Fragment uit document —
8.De toepasselijke wetsartikelen

De op te leggen straf en maatregel is gegrond op de artikelen:
- 33, 33 a, 47, 77a, 77c, 77i, 77x, 77y, 77z, 77aa, 77gg van het Wetboek van Strafrecht;
- 2, 10 van de Opiumwet, en de daarbij behorende lijst I.
Deze voorschriften zijn toegepast, zoals zij ten tijde van het bewezenverklaarde rechtens golden dan wel ten tijde van deze uitspraak rechtens gelden.

9.De beslissing

De rechtbank:
bewezenverklaring
verklaart wettig en overtuigend bewezen dat de verdachte de onder 1 en 2 ten laste gelegde feiten heeft begaan, zoals hierboven in paragraaf 3.4 bewezen is verklaard en kwalificeert dit als:
ten aanzien van feit 1:
medeplegen van het opzettelijk handelen in strijd met het in artikel 2 onder B van de Opiumwet gegeven verbod;
ten aanzien van feit 2:
medeplegen van het opzettelijk handelen in strijd met het in artikel 2 onder C van de Opiumwet gegeven verbod;
verklaart niet wettig en overtuigend bewezen wat aan de verdachte meer of anders is tenlastegelegd en spreekt hem daarvan vrij;
verklaart het bewezenverklaarde en de verdachte daarvoor strafbaar;
straf
veroordeelt de verdachte tot:
een
jeugddetentievoor de duur van
100 (honderd) dagen;
beveelt dat de tijd, door de veroordeelde vóór de tenuitvoerlegging van deze uitspraak in verzekering en voorlopige hechtenis doorgebracht (52 dagen), geheel in mindering zal worden gebracht, voor zover die tijd niet reeds op een andere straf in mindering is gebracht;
bepaalt dat een gedeelte van deze jeugddetentie, groot
48 (achtenveertig) dagen, niet ten uitvoer zal worden gelegd als de veroordeelde zich voor het einde van de hierbij de hierbij op
twee jarenvastgestelde proeftijd niet schuldig maakt aan een strafbaar feit;
en onder de bijzondere voorwaarden dat de veroordeelde:
1. zich gedurende de proeftijd meldt bij William Schrikker Stichting Jeugdbescherming en Jeugdreclassering op door de jeugdreclassering te bepalen tijdstippen, zo frequent en zo lang de jeugdreclassering dat noodzakelijk acht;
2. gedurende de proeftijd op geen enkele wijze – direct of indirect en ook niet via sociale media – contact zal opnemen, zoeken of hebben met:
- [medeverdachte 1] , geboren op [geboortedag 2] 2007;
- [medeverdachte 2] , geboren op [geboortedag 3] 2005;
- [medeverdachte 3] geboren op [geboortedag 4] 2005;
- [medeverdachte 4] geboren op [geboortedag 5] 2007;
zolang de jeugdreclassering dit noodzakelijk acht;
3
.gedurende de proeftijd meewerkt aan de begeleiding door een coach van E25 of een soortgelijke instelling, en zich houdt aan de afspraken die daarbij met hem worden gemaakt;
4. gedurende de proeftijd onderwijs volgt of een andere zinvolle en door de jeugdreclassering goedgekeurde dagbesteding heeft;
geeft opdracht aan William Schrikker Stichting Jeugdbescherming en Jeugdreclassering, een gecertificeerde instelling die jeugdreclassering uitvoert, om toezicht te houden op de naleving van voormelde voorwaarden en de veroordeelde ten behoeve daarvan te begeleiden;
voorwaarden daarbij zijn dat de veroordeelde gedurende de proeftijd:
- ten behoeve van het vaststellen van zijn identiteit medewerking zal verlenen
aan het nemen van een of meer vingerafdrukken of een identiteitsbewijs als bedoeld
in artikel 1 van de Wet op de identificatieplicht ter inzage aanbiedt;
- zijn medewerking zal verlenen aan het door de jeugdreclassering te houden
toezicht, bedoeld in artikel 77aa, eerste tot en met het vierde lid, van het Wetboek
van Strafrecht, de medewerking aan huisbezoeken en het zich melden bij de
jeugdreclassering, zo vaak en zo lang als de jeugdreclassering dit noodzakelijk acht,
daaronder begrepen.

Verstrekte gegevens —
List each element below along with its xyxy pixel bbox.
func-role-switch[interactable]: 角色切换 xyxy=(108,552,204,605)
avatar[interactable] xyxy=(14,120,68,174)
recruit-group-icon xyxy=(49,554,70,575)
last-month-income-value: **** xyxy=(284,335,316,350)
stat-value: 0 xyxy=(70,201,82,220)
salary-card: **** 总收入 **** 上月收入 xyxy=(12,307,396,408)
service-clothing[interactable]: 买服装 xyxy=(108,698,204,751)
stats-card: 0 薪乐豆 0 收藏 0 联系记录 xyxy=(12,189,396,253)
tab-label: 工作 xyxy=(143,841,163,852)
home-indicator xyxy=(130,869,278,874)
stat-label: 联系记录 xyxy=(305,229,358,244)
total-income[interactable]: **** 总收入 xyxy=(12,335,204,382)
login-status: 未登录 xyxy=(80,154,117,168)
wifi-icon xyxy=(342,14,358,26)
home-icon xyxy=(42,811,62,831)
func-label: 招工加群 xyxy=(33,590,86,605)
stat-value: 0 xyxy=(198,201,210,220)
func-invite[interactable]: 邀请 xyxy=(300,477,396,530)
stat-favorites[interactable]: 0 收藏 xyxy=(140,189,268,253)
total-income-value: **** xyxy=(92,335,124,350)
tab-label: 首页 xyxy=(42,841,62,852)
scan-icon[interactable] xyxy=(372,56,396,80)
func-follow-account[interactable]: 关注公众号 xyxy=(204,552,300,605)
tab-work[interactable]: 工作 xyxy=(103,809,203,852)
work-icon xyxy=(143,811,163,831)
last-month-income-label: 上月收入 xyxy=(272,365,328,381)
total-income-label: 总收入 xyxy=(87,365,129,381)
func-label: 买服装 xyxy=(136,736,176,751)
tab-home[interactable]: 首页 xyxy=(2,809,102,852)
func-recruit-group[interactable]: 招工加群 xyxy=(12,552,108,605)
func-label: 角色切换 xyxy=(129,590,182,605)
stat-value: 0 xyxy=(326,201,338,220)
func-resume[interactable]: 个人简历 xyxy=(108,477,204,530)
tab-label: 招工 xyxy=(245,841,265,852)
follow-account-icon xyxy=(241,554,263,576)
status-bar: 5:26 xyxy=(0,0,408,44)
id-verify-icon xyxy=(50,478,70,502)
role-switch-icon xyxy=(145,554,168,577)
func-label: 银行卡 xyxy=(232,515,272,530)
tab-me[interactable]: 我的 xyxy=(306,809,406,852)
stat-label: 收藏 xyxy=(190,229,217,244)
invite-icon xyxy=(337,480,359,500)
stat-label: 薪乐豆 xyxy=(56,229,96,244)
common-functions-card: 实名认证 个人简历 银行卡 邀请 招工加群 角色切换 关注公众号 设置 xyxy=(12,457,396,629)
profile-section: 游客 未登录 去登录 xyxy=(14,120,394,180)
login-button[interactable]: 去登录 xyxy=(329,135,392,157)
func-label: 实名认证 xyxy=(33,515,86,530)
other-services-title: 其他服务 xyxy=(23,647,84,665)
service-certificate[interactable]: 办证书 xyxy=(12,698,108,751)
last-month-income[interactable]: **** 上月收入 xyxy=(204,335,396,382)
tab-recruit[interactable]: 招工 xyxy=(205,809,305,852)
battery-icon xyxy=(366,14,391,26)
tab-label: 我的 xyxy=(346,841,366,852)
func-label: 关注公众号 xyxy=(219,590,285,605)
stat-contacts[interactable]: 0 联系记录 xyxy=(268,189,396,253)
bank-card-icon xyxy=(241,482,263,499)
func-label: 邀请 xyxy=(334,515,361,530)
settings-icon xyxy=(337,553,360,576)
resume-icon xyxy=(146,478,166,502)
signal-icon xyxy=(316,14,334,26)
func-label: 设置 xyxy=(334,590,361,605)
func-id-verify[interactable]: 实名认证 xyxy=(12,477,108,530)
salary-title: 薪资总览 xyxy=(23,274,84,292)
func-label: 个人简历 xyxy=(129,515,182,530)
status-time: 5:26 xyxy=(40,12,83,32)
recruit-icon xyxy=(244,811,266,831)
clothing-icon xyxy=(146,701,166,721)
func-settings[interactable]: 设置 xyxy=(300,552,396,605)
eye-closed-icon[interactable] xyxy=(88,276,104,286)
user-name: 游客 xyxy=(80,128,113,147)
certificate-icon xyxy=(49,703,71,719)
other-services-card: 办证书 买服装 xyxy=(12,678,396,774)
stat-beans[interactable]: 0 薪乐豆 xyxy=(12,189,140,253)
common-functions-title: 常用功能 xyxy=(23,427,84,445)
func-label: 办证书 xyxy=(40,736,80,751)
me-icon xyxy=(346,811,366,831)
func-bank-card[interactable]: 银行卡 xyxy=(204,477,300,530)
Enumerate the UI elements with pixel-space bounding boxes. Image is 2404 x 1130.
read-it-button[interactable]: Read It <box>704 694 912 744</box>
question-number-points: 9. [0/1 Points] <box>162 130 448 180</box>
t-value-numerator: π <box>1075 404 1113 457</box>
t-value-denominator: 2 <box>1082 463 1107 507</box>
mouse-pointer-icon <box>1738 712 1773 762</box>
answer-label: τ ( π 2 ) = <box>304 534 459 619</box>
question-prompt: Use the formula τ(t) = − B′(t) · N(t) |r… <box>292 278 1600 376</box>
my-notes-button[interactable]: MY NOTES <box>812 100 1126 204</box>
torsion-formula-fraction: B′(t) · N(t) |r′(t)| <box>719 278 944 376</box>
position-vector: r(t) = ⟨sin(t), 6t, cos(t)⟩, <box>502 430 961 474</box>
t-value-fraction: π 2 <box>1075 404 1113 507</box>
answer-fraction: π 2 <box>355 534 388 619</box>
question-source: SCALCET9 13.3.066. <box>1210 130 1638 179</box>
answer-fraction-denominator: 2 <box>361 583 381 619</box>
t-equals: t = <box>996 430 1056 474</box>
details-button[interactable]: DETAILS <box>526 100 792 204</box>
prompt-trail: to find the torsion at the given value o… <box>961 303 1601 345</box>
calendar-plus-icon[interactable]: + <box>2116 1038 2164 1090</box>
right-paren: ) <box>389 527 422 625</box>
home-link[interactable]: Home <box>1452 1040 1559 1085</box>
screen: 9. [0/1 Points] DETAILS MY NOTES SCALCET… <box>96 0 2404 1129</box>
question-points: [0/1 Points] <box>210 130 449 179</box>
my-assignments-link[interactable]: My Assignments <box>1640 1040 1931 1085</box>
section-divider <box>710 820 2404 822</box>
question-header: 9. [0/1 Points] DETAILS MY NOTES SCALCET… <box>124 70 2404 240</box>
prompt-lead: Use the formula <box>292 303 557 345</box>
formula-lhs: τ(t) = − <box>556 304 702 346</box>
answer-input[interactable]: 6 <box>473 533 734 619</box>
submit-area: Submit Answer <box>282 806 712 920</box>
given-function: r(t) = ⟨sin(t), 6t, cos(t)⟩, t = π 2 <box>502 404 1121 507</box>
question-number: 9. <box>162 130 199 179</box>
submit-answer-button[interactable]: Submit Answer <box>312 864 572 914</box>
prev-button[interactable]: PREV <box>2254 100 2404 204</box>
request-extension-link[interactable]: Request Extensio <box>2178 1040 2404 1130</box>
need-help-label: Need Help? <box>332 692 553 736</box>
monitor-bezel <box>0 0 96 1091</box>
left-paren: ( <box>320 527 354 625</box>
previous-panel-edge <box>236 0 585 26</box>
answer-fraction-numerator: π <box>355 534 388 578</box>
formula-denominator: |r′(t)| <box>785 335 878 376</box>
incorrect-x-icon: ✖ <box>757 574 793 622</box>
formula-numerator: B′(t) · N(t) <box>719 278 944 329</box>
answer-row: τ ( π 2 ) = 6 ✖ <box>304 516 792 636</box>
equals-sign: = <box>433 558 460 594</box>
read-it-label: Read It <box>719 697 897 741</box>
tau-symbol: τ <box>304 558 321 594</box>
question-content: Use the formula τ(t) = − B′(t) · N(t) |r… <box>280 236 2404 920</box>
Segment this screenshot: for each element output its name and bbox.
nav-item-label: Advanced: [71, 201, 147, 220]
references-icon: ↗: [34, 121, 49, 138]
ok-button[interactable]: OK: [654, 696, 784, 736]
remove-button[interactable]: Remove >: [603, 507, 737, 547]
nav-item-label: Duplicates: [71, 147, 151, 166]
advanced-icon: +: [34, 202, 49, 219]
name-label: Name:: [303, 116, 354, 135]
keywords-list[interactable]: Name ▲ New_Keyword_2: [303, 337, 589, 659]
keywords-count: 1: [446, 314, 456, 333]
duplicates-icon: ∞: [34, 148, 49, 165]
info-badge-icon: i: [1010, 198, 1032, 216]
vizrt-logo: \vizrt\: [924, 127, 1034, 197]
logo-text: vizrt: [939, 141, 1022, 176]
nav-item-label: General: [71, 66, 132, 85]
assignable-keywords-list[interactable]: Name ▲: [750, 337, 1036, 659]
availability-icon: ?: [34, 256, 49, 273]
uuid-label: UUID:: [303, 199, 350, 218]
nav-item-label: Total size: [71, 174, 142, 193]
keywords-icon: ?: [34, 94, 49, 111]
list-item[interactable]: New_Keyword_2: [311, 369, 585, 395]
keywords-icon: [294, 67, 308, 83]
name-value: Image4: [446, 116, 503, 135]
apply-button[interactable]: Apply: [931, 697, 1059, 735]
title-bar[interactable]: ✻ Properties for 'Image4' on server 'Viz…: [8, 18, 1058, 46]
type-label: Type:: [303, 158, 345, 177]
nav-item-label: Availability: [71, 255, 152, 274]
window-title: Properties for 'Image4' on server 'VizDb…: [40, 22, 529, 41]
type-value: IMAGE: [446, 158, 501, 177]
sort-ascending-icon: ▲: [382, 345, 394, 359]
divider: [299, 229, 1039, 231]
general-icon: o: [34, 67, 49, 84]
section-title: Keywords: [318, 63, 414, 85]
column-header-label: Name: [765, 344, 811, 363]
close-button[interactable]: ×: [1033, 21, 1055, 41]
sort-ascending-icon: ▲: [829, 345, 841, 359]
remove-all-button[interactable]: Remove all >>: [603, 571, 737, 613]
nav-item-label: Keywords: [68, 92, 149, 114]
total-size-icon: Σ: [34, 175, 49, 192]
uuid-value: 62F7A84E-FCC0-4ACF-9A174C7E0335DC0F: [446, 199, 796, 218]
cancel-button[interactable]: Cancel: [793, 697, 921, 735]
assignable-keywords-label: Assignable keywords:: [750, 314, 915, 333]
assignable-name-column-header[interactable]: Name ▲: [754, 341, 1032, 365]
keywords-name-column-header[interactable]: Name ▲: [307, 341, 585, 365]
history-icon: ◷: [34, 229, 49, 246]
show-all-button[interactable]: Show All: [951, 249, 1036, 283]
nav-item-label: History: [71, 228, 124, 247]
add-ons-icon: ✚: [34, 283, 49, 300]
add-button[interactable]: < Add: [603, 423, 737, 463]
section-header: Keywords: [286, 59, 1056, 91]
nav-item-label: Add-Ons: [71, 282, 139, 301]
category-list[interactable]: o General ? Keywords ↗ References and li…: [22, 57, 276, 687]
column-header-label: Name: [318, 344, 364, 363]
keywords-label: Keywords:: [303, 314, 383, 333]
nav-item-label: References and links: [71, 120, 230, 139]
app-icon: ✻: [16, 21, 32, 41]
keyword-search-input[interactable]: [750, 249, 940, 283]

Uit te voeren opdrachten —
1. Tot hoeveel dagen jeugddetentie veroordeelt de rechtbank de verdachte volgens het tekstfragment?
2. Vertaal deze zin uit het tekstfragment in het Engels: "Deze voorschriften zijn toegepast, zoals zij ten tijde van het bewezenverklaarde rechtens golden dan wel ten tijde van deze uitspraak rechtens gelden."
3. Schrijf een deel van het tekstfragment over en vervang daarin "Opiumwet" door "Geneesmiddelenwet". Begin bij de woorden "8.De toepasselijke wetsartikelen" en stop na "uitspraak rechtens gelden.".
Baseer je uitsluitend op het tekstfragment.

Antwoorden per opdracht —
1. Tot 100 (honderd) dagen jeugddetentie.

2. These provisions have been applied as they were legally in force at the time of the proven offenses or as they are legally in force at the time of this judgment.

3.
8.De toepasselijke wetsartikelen

De op te leggen straf en maatregel is gegrond op de artikelen:
- 33, 33 a, 47, 77a, 77c, 77i, 77x, 77y, 77z, 77aa, 77gg van het Wetboek van Strafrecht;
- 2, 10 van de Geneesmiddelenwet, en de daarbij behorende lijst I.
Deze voorschriften zijn toegepast, zoals zij ten tijde van het bewezenverklaarde rechtens golden dan wel ten tijde van deze uitspraak rechtens gelden.